-- START Data shown --
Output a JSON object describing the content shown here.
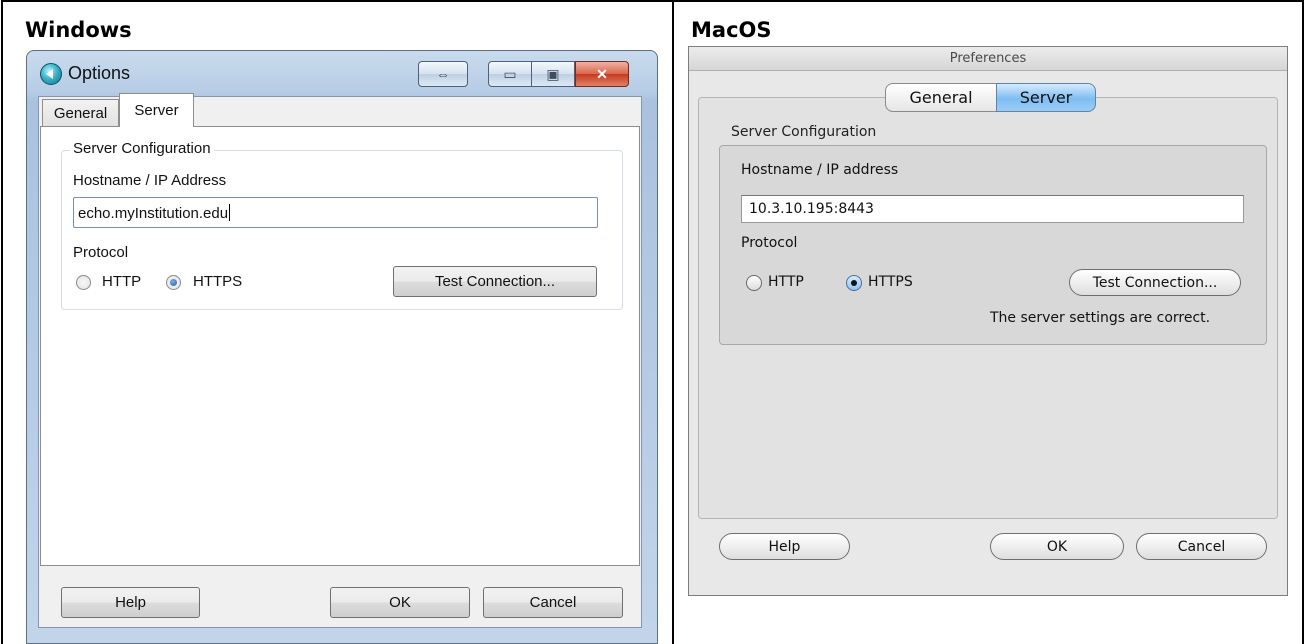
{
  "headings": {
    "windows": "Windows",
    "macos": "MacOS"
  },
  "windows_dialog": {
    "title": "Options",
    "title_buttons": {
      "resize_glyph": "⇔",
      "minimize_glyph": "▭",
      "maximize_glyph": "▣",
      "close_glyph": "✕"
    },
    "tabs": [
      {
        "label": "General",
        "active": false
      },
      {
        "label": "Server",
        "active": true
      }
    ],
    "group_label": "Server Configuration",
    "hostname_label": "Hostname / IP Address",
    "hostname_value": "echo.myInstitution.edu",
    "protocol_label": "Protocol",
    "protocol_options": [
      {
        "label": "HTTP",
        "selected": false
      },
      {
        "label": "HTTPS",
        "selected": true
      }
    ],
    "test_connection_label": "Test Connection...",
    "help_label": "Help",
    "ok_label": "OK",
    "cancel_label": "Cancel"
  },
  "mac_dialog": {
    "title": "Preferences",
    "tabs": [
      {
        "label": "General",
        "active": false
      },
      {
        "label": "Server",
        "active": true
      }
    ],
    "group_label": "Server Configuration",
    "hostname_label": "Hostname / IP address",
    "hostname_value": "10.3.10.195:8443",
    "protocol_label": "Protocol",
    "protocol_options": [
      {
        "label": "HTTP",
        "selected": false
      },
      {
        "label": "HTTPS",
        "selected": true
      }
    ],
    "test_connection_label": "Test Connection...",
    "status_message": "The server settings are correct.",
    "help_label": "Help",
    "ok_label": "OK",
    "cancel_label": "Cancel"
  },
  "colors": {
    "windows_frame": "#b7cde6",
    "mac_segment_active": "#7fbdf2",
    "windows_close": "#c63a1d"
  }
}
-- END Data shown --
Problem statement
Exactly as written, return every line of the listing, but not the pictures.

Output of the task
Output a JSON object describing the content shown here.
{
  "headings": {
    "windows": "Windows",
    "macos": "MacOS"
  },
  "windows_dialog": {
    "title": "Options",
    "title_buttons": {
      "resize_glyph": "⇔",
      "minimize_glyph": "▭",
      "maximize_glyph": "▣",
      "close_glyph": "✕"
    },
    "tabs": [
      {
        "label": "General",
        "active": false
      },
      {
        "label": "Server",
        "active": true
      }
    ],
    "group_label": "Server Configuration",
    "hostname_label": "Hostname / IP Address",
    "hostname_value": "echo.myInstitution.edu",
    "protocol_label": "Protocol",
    "protocol_options": [
      {
        "label": "HTTP",
        "selected": false
      },
      {
        "label": "HTTPS",
        "selected": true
      }
    ],
    "test_connection_label": "Test Connection...",
    "help_label": "Help",
    "ok_label": "OK",
    "cancel_label": "Cancel"
  },
  "mac_dialog": {
    "title": "Preferences",
    "tabs": [
      {
        "label": "General",
        "active": false
      },
      {
        "label": "Server",
        "active": true
      }
    ],
    "group_label": "Server Configuration",
    "hostname_label": "Hostname / IP address",
    "hostname_value": "10.3.10.195:8443",
    "protocol_label": "Protocol",
    "protocol_options": [
      {
        "label": "HTTP",
        "selected": false
      },
      {
        "label": "HTTPS",
        "selected": true
      }
    ],
    "test_connection_label": "Test Connection...",
    "status_message": "The server settings are correct.",
    "help_label": "Help",
    "ok_label": "OK",
    "cancel_label": "Cancel"
  },
  "colors": {
    "windows_frame": "#b7cde6",
    "mac_segment_active": "#7fbdf2",
    "windows_close": "#c63a1d"
  }
}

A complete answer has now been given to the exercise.